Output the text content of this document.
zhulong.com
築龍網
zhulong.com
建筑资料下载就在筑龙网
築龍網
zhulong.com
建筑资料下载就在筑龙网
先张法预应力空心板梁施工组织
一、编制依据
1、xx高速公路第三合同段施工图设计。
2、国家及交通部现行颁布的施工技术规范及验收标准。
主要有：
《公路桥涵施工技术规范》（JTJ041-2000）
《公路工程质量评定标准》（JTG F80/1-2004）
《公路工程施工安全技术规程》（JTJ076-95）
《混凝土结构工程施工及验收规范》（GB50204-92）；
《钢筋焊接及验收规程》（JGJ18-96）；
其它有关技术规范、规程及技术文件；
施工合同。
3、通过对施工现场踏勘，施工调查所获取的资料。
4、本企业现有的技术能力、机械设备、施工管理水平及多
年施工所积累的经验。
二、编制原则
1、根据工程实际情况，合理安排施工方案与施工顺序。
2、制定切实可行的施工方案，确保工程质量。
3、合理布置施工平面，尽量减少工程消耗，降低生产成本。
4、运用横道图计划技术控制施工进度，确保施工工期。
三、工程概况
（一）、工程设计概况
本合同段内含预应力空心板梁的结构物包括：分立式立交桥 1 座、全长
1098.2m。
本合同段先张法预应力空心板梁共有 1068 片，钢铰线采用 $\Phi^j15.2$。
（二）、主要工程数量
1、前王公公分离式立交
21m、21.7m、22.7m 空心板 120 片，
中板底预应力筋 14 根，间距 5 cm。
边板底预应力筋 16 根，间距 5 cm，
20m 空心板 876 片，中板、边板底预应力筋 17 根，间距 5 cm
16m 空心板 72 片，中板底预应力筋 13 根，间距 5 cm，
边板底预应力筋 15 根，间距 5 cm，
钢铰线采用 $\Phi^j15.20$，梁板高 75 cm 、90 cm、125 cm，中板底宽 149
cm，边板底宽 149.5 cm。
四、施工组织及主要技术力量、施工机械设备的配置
* * *
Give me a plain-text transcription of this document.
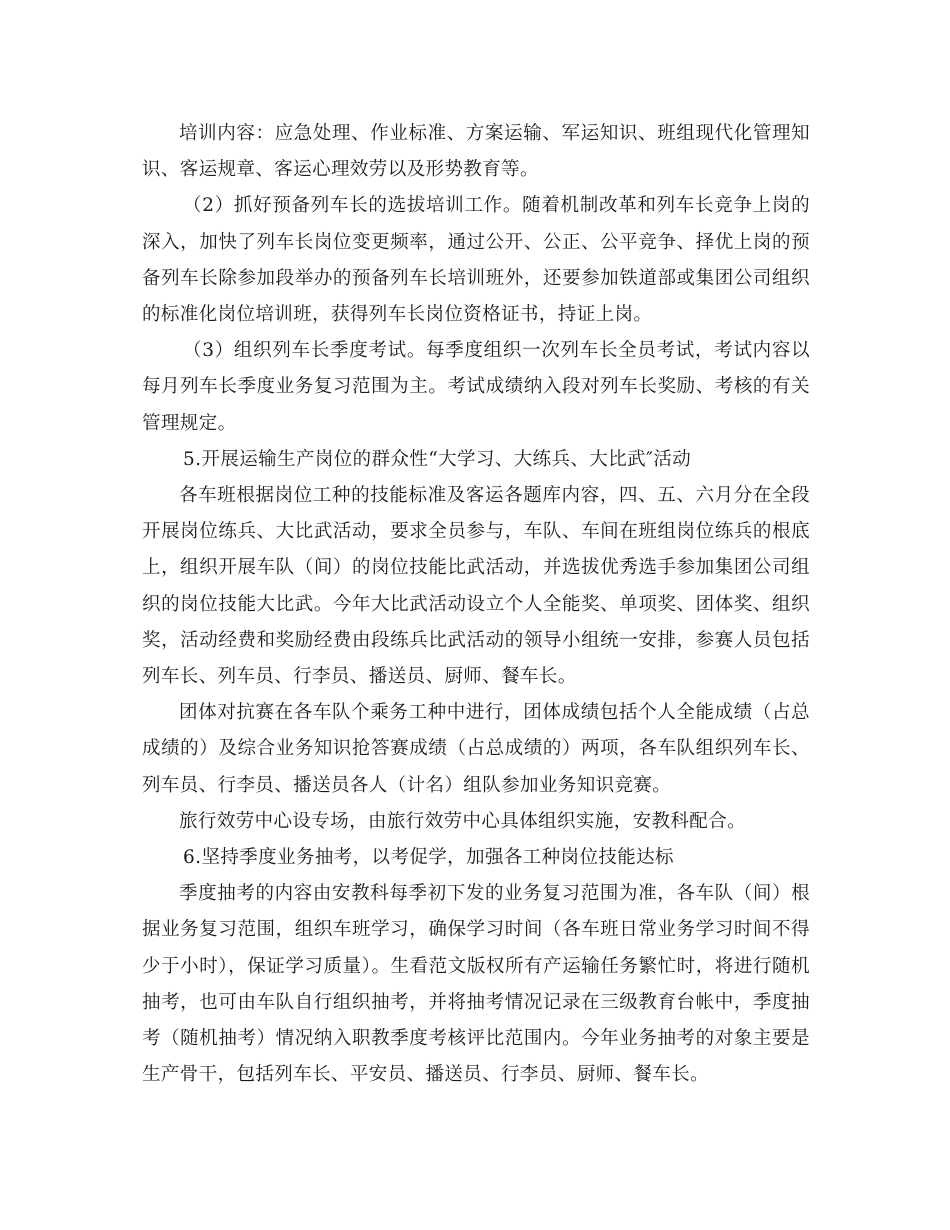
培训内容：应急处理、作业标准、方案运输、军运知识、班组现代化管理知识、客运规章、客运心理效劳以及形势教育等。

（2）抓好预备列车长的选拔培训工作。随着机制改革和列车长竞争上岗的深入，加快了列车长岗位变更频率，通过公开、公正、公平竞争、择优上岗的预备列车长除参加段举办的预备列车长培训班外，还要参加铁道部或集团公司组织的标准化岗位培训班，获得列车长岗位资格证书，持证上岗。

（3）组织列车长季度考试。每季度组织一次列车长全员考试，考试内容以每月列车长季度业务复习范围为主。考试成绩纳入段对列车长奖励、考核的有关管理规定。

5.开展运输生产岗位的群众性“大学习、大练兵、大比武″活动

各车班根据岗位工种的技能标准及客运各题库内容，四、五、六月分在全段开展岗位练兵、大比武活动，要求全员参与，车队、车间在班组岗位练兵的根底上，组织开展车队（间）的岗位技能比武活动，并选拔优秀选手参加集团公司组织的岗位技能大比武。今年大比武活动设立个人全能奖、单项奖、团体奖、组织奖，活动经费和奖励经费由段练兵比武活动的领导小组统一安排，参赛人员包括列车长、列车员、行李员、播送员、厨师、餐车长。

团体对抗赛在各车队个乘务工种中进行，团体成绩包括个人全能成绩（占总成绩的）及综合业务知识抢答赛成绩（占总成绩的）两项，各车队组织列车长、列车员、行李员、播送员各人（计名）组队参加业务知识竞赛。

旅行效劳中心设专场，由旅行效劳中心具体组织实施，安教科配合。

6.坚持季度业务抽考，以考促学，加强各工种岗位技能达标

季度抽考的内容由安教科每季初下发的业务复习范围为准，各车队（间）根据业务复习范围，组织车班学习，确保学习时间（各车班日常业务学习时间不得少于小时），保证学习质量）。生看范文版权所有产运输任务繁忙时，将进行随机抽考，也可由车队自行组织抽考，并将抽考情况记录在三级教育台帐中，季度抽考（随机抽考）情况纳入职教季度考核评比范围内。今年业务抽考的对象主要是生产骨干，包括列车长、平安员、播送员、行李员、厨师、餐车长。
* * *
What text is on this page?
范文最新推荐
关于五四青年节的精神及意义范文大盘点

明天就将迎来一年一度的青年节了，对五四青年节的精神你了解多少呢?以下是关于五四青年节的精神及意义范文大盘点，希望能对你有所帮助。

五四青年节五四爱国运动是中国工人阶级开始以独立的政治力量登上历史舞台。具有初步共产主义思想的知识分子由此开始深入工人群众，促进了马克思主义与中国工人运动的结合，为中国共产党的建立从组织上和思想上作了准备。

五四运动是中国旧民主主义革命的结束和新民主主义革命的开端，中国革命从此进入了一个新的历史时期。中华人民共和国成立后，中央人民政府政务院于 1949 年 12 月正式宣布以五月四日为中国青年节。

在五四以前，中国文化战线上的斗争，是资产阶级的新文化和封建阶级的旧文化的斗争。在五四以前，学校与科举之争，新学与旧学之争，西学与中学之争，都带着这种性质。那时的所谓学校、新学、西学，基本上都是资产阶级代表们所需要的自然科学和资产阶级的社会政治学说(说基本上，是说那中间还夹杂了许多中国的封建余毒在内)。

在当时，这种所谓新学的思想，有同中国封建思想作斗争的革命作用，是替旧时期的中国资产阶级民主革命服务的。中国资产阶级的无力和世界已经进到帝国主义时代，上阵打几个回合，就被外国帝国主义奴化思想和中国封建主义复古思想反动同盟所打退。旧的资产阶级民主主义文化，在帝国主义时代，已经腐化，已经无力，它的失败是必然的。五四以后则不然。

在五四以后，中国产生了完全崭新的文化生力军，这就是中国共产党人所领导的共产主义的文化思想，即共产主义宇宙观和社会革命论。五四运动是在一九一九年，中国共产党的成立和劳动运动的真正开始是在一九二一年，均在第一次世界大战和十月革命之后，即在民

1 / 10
* * *
Take every line from the data that contains the word "边板底预应力筋".

边板底预应力筋 16 根，间距 5 cm，
20m 空心板 876 片，中板、边板底预应力筋 17 根，间距 5 cm
边板底预应力筋 15 根，间距 5 cm，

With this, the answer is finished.